> _Given entries_
----
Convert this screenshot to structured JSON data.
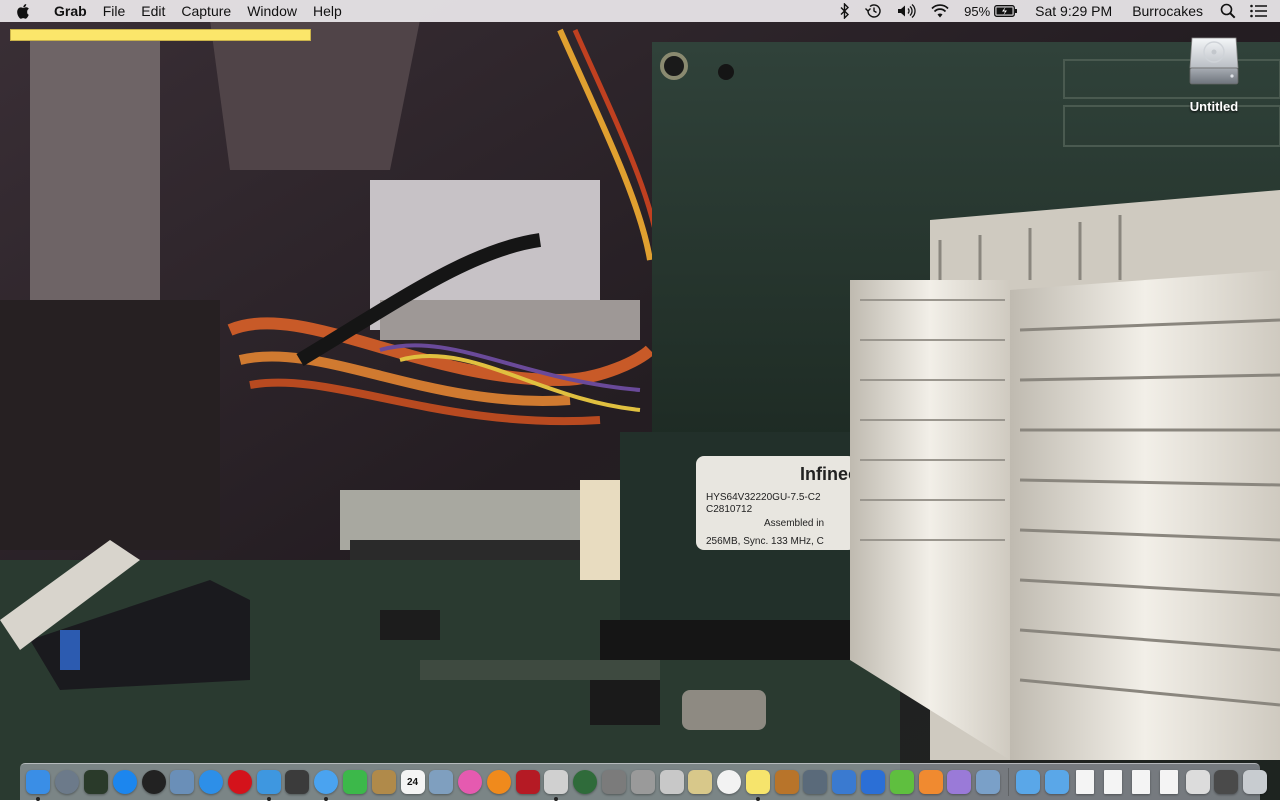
{
  "menubar": {
    "app_name": "Grab",
    "menus": [
      "File",
      "Edit",
      "Capture",
      "Window",
      "Help"
    ],
    "battery_percent": "95%",
    "clock": "Sat 9:29 PM",
    "user": "Burrocakes",
    "status_icons": [
      "bluetooth-icon",
      "time-machine-icon",
      "volume-icon",
      "wifi-icon",
      "battery-charging-icon",
      "spotlight-icon",
      "notification-center-icon"
    ]
  },
  "desktop": {
    "disk_label": "Untitled",
    "wallpaper_labels": [
      "Infineon",
      "HYS64V32220GU-7.5-C2",
      "C2810712",
      "Assembled in",
      "256MB, Sync. 133 MHz, C"
    ]
  },
  "dock": {
    "calendar_day": "24",
    "items": [
      {
        "name": "finder-icon",
        "color": "#3a8ee6",
        "running": true
      },
      {
        "name": "launchpad-icon",
        "color": "#6c7a8a",
        "running": false
      },
      {
        "name": "mission-control-icon",
        "color": "#2a3a2a",
        "running": false
      },
      {
        "name": "app-store-icon",
        "color": "#1c86ee",
        "running": false
      },
      {
        "name": "dashboard-icon",
        "color": "#222222",
        "running": false
      },
      {
        "name": "preview-icon",
        "color": "#6a8fb8",
        "running": false
      },
      {
        "name": "safari-icon",
        "color": "#2d8fe8",
        "running": false
      },
      {
        "name": "opera-icon",
        "color": "#d4121b",
        "running": false
      },
      {
        "name": "airmail-icon",
        "color": "#3e97e0",
        "running": true
      },
      {
        "name": "space-invader-icon",
        "color": "#3b3b3b",
        "running": false
      },
      {
        "name": "messages-icon",
        "color": "#4aa3f0",
        "running": true
      },
      {
        "name": "facetime-icon",
        "color": "#3cb84a",
        "running": false
      },
      {
        "name": "contacts-icon",
        "color": "#b08a4a",
        "running": false
      },
      {
        "name": "calendar-icon",
        "color": "#f4f4f4",
        "running": false
      },
      {
        "name": "photo-browser-icon",
        "color": "#7f9fbf",
        "running": false
      },
      {
        "name": "itunes-icon",
        "color": "#e55ab0",
        "running": false
      },
      {
        "name": "ibooks-icon",
        "color": "#f08a1c",
        "running": false
      },
      {
        "name": "photo-booth-icon",
        "color": "#b51a24",
        "running": false
      },
      {
        "name": "script-editor-icon",
        "color": "#d0d0d0",
        "running": true
      },
      {
        "name": "time-machine-icon",
        "color": "#2f6b3a",
        "running": false
      },
      {
        "name": "system-preferences-icon",
        "color": "#7b7b7b",
        "running": false
      },
      {
        "name": "automator-icon",
        "color": "#9a9a9a",
        "running": false
      },
      {
        "name": "disk-utility-icon",
        "color": "#c8c8c8",
        "running": false
      },
      {
        "name": "image-capture-icon",
        "color": "#d8c88a",
        "running": false
      },
      {
        "name": "photos-icon",
        "color": "#f2f2f2",
        "running": false
      },
      {
        "name": "stickies-icon",
        "color": "#f6e46c",
        "running": true
      },
      {
        "name": "presentation-icon",
        "color": "#b8742a",
        "running": false
      },
      {
        "name": "pen-tool-icon",
        "color": "#5a6a7a",
        "running": false
      },
      {
        "name": "chart-app-icon",
        "color": "#3a7ad0",
        "running": false
      },
      {
        "name": "word-app-icon",
        "color": "#2b6fd6",
        "running": false
      },
      {
        "name": "frog-app-icon",
        "color": "#5fbf3f",
        "running": false
      },
      {
        "name": "horn-app-icon",
        "color": "#f08a30",
        "running": false
      },
      {
        "name": "purple-app-icon",
        "color": "#9a7ad8",
        "running": false
      },
      {
        "name": "archive-app-icon",
        "color": "#7aa0c8",
        "running": false
      },
      {
        "name": "applications-folder-icon",
        "color": "#5aa7e8",
        "running": false
      },
      {
        "name": "documents-folder-icon",
        "color": "#5aa7e8",
        "running": false
      },
      {
        "name": "document-1-icon",
        "color": "#f4f4f4",
        "running": false
      },
      {
        "name": "document-2-icon",
        "color": "#f4f4f4",
        "running": false
      },
      {
        "name": "document-3-icon",
        "color": "#f4f4f4",
        "running": false
      },
      {
        "name": "document-4-icon",
        "color": "#f4f4f4",
        "running": false
      },
      {
        "name": "screen-sharing-icon",
        "color": "#dcdcdc",
        "running": false
      },
      {
        "name": "printer-icon",
        "color": "#4a4a4a",
        "running": false
      },
      {
        "name": "trash-icon",
        "color": "#c8ccd0",
        "running": false
      }
    ]
  }
}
----
> _Given problem_
Look through the listing above. Pick out each line with "folder" and copy it.

> _Output of the task_
        "name": "applications-folder-icon",
        "name": "documents-folder-icon",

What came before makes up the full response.